[Begin RECORD SET]

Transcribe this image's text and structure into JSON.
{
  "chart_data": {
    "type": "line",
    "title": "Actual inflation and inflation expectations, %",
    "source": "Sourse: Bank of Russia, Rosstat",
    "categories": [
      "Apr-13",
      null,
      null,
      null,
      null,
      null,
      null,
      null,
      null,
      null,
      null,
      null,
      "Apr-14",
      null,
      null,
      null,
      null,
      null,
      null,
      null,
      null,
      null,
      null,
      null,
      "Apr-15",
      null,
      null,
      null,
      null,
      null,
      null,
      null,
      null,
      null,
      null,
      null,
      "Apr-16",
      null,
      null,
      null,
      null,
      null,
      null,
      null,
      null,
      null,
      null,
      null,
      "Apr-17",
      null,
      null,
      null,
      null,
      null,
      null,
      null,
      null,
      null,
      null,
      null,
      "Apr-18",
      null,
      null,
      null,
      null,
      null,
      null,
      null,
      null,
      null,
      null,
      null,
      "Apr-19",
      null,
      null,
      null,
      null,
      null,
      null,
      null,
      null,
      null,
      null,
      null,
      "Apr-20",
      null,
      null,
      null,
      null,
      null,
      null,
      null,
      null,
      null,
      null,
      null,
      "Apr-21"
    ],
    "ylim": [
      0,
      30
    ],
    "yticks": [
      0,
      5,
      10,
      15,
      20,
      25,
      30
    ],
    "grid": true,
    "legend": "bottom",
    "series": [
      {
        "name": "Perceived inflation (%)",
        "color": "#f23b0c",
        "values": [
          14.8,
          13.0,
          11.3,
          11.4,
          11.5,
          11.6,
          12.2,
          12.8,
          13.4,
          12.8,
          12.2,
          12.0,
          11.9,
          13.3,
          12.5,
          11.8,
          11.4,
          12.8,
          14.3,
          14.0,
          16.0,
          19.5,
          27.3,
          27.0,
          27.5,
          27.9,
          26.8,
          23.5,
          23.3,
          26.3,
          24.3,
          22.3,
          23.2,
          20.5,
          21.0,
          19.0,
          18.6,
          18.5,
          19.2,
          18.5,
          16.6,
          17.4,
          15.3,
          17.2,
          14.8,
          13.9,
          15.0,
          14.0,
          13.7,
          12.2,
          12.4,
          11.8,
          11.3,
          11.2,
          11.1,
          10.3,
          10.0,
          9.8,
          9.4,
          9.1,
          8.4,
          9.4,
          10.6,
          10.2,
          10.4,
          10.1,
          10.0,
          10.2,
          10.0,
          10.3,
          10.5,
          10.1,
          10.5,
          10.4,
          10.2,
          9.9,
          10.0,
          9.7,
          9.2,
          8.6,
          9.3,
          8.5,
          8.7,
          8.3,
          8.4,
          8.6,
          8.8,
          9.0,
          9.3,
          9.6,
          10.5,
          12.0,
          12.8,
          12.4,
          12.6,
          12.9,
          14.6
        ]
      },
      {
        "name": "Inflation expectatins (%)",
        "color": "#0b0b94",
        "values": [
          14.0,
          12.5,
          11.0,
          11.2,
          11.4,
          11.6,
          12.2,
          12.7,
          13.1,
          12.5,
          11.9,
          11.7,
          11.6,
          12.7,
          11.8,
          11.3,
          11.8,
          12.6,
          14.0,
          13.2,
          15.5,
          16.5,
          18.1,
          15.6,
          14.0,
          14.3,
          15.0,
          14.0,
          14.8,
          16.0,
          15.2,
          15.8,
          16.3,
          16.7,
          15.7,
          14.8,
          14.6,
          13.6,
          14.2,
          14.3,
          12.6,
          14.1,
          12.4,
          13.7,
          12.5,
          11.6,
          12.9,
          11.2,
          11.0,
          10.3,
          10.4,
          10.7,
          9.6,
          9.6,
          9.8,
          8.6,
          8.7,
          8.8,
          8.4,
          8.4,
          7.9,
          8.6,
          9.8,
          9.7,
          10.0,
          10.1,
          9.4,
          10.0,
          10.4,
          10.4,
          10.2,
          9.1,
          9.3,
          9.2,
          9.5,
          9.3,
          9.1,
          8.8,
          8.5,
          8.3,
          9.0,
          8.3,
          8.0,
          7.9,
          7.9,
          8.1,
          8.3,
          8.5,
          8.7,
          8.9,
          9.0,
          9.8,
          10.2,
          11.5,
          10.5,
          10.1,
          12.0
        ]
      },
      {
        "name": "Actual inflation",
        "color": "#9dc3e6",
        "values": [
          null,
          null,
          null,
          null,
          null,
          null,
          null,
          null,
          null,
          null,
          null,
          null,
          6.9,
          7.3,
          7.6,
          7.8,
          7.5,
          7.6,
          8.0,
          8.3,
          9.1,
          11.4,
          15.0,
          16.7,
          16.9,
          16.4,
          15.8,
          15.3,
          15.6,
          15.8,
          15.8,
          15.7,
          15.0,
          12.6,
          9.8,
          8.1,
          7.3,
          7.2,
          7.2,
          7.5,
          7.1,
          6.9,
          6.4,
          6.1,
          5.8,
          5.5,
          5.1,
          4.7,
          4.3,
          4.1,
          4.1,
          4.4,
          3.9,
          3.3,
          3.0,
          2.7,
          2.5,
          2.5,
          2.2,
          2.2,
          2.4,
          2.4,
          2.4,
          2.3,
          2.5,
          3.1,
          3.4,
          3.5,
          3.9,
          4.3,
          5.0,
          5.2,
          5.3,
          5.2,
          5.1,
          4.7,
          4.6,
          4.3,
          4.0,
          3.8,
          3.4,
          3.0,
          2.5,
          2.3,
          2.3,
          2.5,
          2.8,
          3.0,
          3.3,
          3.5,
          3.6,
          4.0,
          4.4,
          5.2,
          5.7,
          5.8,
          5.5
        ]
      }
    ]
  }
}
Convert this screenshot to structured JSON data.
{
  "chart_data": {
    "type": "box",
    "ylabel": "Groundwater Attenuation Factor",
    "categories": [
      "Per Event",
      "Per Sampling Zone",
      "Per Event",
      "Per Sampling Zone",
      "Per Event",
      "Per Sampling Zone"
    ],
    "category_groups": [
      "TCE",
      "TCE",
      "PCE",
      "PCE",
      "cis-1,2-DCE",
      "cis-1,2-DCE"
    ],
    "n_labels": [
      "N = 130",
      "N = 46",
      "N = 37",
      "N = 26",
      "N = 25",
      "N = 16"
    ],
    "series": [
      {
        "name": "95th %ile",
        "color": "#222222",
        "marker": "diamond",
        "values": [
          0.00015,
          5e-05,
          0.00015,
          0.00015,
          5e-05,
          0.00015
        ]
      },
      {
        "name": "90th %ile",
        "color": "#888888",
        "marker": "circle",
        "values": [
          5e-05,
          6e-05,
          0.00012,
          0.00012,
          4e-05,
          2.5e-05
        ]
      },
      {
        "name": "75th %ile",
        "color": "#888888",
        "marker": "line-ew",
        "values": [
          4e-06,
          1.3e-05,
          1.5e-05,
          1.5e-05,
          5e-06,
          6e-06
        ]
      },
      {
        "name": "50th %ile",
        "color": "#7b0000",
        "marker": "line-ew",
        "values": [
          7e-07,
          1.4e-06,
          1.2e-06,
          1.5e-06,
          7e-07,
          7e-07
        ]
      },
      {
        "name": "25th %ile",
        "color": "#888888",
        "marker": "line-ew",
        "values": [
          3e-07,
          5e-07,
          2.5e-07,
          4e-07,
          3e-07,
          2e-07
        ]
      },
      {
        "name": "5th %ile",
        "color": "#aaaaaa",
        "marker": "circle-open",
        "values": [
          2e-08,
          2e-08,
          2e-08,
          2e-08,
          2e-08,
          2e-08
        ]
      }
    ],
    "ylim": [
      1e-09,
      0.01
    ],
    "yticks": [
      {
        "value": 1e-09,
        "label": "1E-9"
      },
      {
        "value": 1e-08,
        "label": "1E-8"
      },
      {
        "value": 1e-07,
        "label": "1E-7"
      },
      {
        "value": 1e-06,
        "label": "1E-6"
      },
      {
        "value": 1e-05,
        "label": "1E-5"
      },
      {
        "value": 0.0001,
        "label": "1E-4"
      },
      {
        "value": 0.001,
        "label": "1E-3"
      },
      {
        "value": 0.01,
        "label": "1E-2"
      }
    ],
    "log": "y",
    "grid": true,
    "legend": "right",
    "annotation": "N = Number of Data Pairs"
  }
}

[End RECORD SET]

- _EXERCISE REQUIREMENTS_
Using the listing above, show every line that includes the string "color".

- _CORRECT RESPONSE_
        "color": "#f23b0c",
        "color": "#0b0b94",
        "color": "#9dc3e6",
        "color": "#222222",
        "color": "#888888",
        "color": "#888888",
        "color": "#7b0000",
        "color": "#888888",
        "color": "#aaaaaa",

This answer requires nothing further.